WHAT TO PRODUCE: Below is a block of records; reproduce all of them exactly and leave out any pictures.

DATA ROWS:
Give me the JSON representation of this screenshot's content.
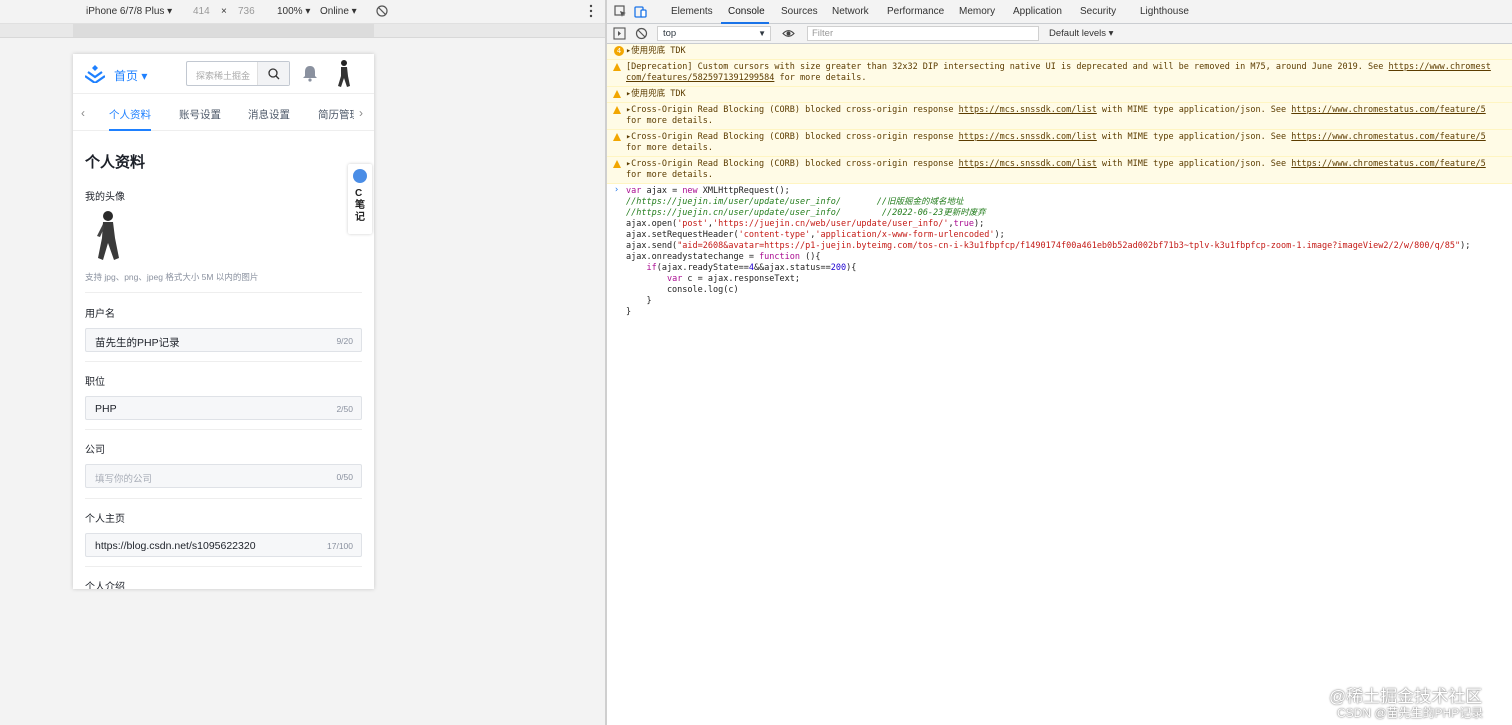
{
  "device_toolbar": {
    "device": "iPhone 6/7/8 Plus",
    "width": "414",
    "times": "×",
    "height": "736",
    "zoom": "100%",
    "throttle": "Online"
  },
  "app": {
    "home_label": "首页",
    "search_placeholder": "探索稀土掘金",
    "tabs": [
      "个人资料",
      "账号设置",
      "消息设置",
      "简历管理"
    ],
    "section_title": "个人资料",
    "avatar_label": "我的头像",
    "avatar_hint": "支持 jpg、png、jpeg 格式大小 5M 以内的图片",
    "fields": [
      {
        "label": "用户名",
        "value": "苗先生的PHP记录",
        "count": "9/20",
        "placeholder": false
      },
      {
        "label": "职位",
        "value": "PHP",
        "count": "2/50",
        "placeholder": false
      },
      {
        "label": "公司",
        "value": "填写你的公司",
        "count": "0/50",
        "placeholder": true
      },
      {
        "label": "个人主页",
        "value": "https://blog.csdn.net/s1095622320",
        "count": "17/100",
        "placeholder": false
      }
    ],
    "intro_label": "个人介绍",
    "side_note": {
      "line1": "C",
      "line2": "笔",
      "line3": "记"
    }
  },
  "devtools": {
    "tabs": [
      "Elements",
      "Console",
      "Sources",
      "Network",
      "Performance",
      "Memory",
      "Application",
      "Security",
      "Lighthouse"
    ],
    "active_tab": "Console",
    "context": "top",
    "filter_placeholder": "Filter",
    "levels": "Default levels ▾",
    "messages": [
      {
        "badge": "4",
        "text": "▸使用兜底 TDK"
      },
      {
        "text": "[Deprecation] Custom cursors with size greater than 32x32 DIP intersecting native UI is deprecated and will be removed in M75, around June 2019. See ",
        "link": "https://www.chromest",
        "text2": "",
        "line2_link": "com/features/5825971391299584",
        "line2": " for more details."
      },
      {
        "text": "▸使用兜底 TDK"
      },
      {
        "text": "▸Cross-Origin Read Blocking (CORB) blocked cross-origin response ",
        "link": "https://mcs.snssdk.com/list",
        "text2": " with MIME type application/json. See ",
        "link2": "https://www.chromestatus.com/feature/5",
        "line2": "for more details."
      },
      {
        "text": "▸Cross-Origin Read Blocking (CORB) blocked cross-origin response ",
        "link": "https://mcs.snssdk.com/list",
        "text2": " with MIME type application/json. See ",
        "link2": "https://www.chromestatus.com/feature/5",
        "line2": "for more details."
      },
      {
        "text": "▸Cross-Origin Read Blocking (CORB) blocked cross-origin response ",
        "link": "https://mcs.snssdk.com/list",
        "text2": " with MIME type application/json. See ",
        "link2": "https://www.chromestatus.com/feature/5",
        "line2": "for more details."
      }
    ],
    "code": {
      "l1a": "var",
      "l1b": " ajax = ",
      "l1c": "new",
      "l1d": " XMLHttpRequest();",
      "l2a": "//https://juejin.im/user/update/user_info/",
      "l2b": "       //旧版掘金的域名地址",
      "l3a": "//https://juejin.cn/user/update/user_info/",
      "l3b": "        //2022-06-23更新时废弃",
      "l4a": "ajax.open(",
      "l4b": "'post'",
      "l4c": ",",
      "l4d": "'https://juejin.cn/web/user/update/user_info/'",
      "l4e": ",",
      "l4f": "true",
      "l4g": ");",
      "l5a": "ajax.setRequestHeader(",
      "l5b": "'content-type'",
      "l5c": ",",
      "l5d": "'application/x-www-form-urlencoded'",
      "l5e": ");",
      "l6a": "ajax.send(",
      "l6b": "\"aid=2608&avatar=https://p1-juejin.byteimg.com/tos-cn-i-k3u1fbpfcp/f1490174f00a461eb0b52ad002bf71b3~tplv-k3u1fbpfcp-zoom-1.image?imageView2/2/w/800/q/85\"",
      "l6c": ");",
      "l7a": "ajax.onreadystatechange = ",
      "l7b": "function",
      "l7c": " (){",
      "l8a": "    ",
      "l8b": "if",
      "l8c": "(ajax.readyState==",
      "l8d": "4",
      "l8e": "&&ajax.status==",
      "l8f": "200",
      "l8g": "){",
      "l9a": "        ",
      "l9b": "var",
      "l9c": " c = ajax.responseText;",
      "l10": "        console.log(c)",
      "l11": "    }",
      "l12": "}"
    }
  },
  "watermark": {
    "line1": "@稀土掘金技术社区",
    "line2": "CSDN @苗先生的PHP记录"
  }
}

RESPONSE TO THIS TASK:
Give me the JSON representation of this screenshot's content.
{
  "device_toolbar": {
    "device": "iPhone 6/7/8 Plus",
    "width": "414",
    "times": "×",
    "height": "736",
    "zoom": "100%",
    "throttle": "Online"
  },
  "app": {
    "home_label": "首页",
    "search_placeholder": "探索稀土掘金",
    "tabs": [
      "个人资料",
      "账号设置",
      "消息设置",
      "简历管理"
    ],
    "section_title": "个人资料",
    "avatar_label": "我的头像",
    "avatar_hint": "支持 jpg、png、jpeg 格式大小 5M 以内的图片",
    "fields": [
      {
        "label": "用户名",
        "value": "苗先生的PHP记录",
        "count": "9/20",
        "placeholder": false
      },
      {
        "label": "职位",
        "value": "PHP",
        "count": "2/50",
        "placeholder": false
      },
      {
        "label": "公司",
        "value": "填写你的公司",
        "count": "0/50",
        "placeholder": true
      },
      {
        "label": "个人主页",
        "value": "https://blog.csdn.net/s1095622320",
        "count": "17/100",
        "placeholder": false
      }
    ],
    "intro_label": "个人介绍",
    "side_note": {
      "line1": "C",
      "line2": "笔",
      "line3": "记"
    }
  },
  "devtools": {
    "tabs": [
      "Elements",
      "Console",
      "Sources",
      "Network",
      "Performance",
      "Memory",
      "Application",
      "Security",
      "Lighthouse"
    ],
    "active_tab": "Console",
    "context": "top",
    "filter_placeholder": "Filter",
    "levels": "Default levels ▾",
    "messages": [
      {
        "badge": "4",
        "text": "▸使用兜底 TDK"
      },
      {
        "text": "[Deprecation] Custom cursors with size greater than 32x32 DIP intersecting native UI is deprecated and will be removed in M75, around June 2019. See ",
        "link": "https://www.chromest",
        "text2": "",
        "line2_link": "com/features/5825971391299584",
        "line2": " for more details."
      },
      {
        "text": "▸使用兜底 TDK"
      },
      {
        "text": "▸Cross-Origin Read Blocking (CORB) blocked cross-origin response ",
        "link": "https://mcs.snssdk.com/list",
        "text2": " with MIME type application/json. See ",
        "link2": "https://www.chromestatus.com/feature/5",
        "line2": "for more details."
      },
      {
        "text": "▸Cross-Origin Read Blocking (CORB) blocked cross-origin response ",
        "link": "https://mcs.snssdk.com/list",
        "text2": " with MIME type application/json. See ",
        "link2": "https://www.chromestatus.com/feature/5",
        "line2": "for more details."
      },
      {
        "text": "▸Cross-Origin Read Blocking (CORB) blocked cross-origin response ",
        "link": "https://mcs.snssdk.com/list",
        "text2": " with MIME type application/json. See ",
        "link2": "https://www.chromestatus.com/feature/5",
        "line2": "for more details."
      }
    ],
    "code": {
      "l1a": "var",
      "l1b": " ajax = ",
      "l1c": "new",
      "l1d": " XMLHttpRequest();",
      "l2a": "//https://juejin.im/user/update/user_info/",
      "l2b": "       //旧版掘金的域名地址",
      "l3a": "//https://juejin.cn/user/update/user_info/",
      "l3b": "        //2022-06-23更新时废弃",
      "l4a": "ajax.open(",
      "l4b": "'post'",
      "l4c": ",",
      "l4d": "'https://juejin.cn/web/user/update/user_info/'",
      "l4e": ",",
      "l4f": "true",
      "l4g": ");",
      "l5a": "ajax.setRequestHeader(",
      "l5b": "'content-type'",
      "l5c": ",",
      "l5d": "'application/x-www-form-urlencoded'",
      "l5e": ");",
      "l6a": "ajax.send(",
      "l6b": "\"aid=2608&avatar=https://p1-juejin.byteimg.com/tos-cn-i-k3u1fbpfcp/f1490174f00a461eb0b52ad002bf71b3~tplv-k3u1fbpfcp-zoom-1.image?imageView2/2/w/800/q/85\"",
      "l6c": ");",
      "l7a": "ajax.onreadystatechange = ",
      "l7b": "function",
      "l7c": " (){",
      "l8a": "    ",
      "l8b": "if",
      "l8c": "(ajax.readyState==",
      "l8d": "4",
      "l8e": "&&ajax.status==",
      "l8f": "200",
      "l8g": "){",
      "l9a": "        ",
      "l9b": "var",
      "l9c": " c = ajax.responseText;",
      "l10": "        console.log(c)",
      "l11": "    }",
      "l12": "}"
    }
  },
  "watermark": {
    "line1": "@稀土掘金技术社区",
    "line2": "CSDN @苗先生的PHP记录"
  }
}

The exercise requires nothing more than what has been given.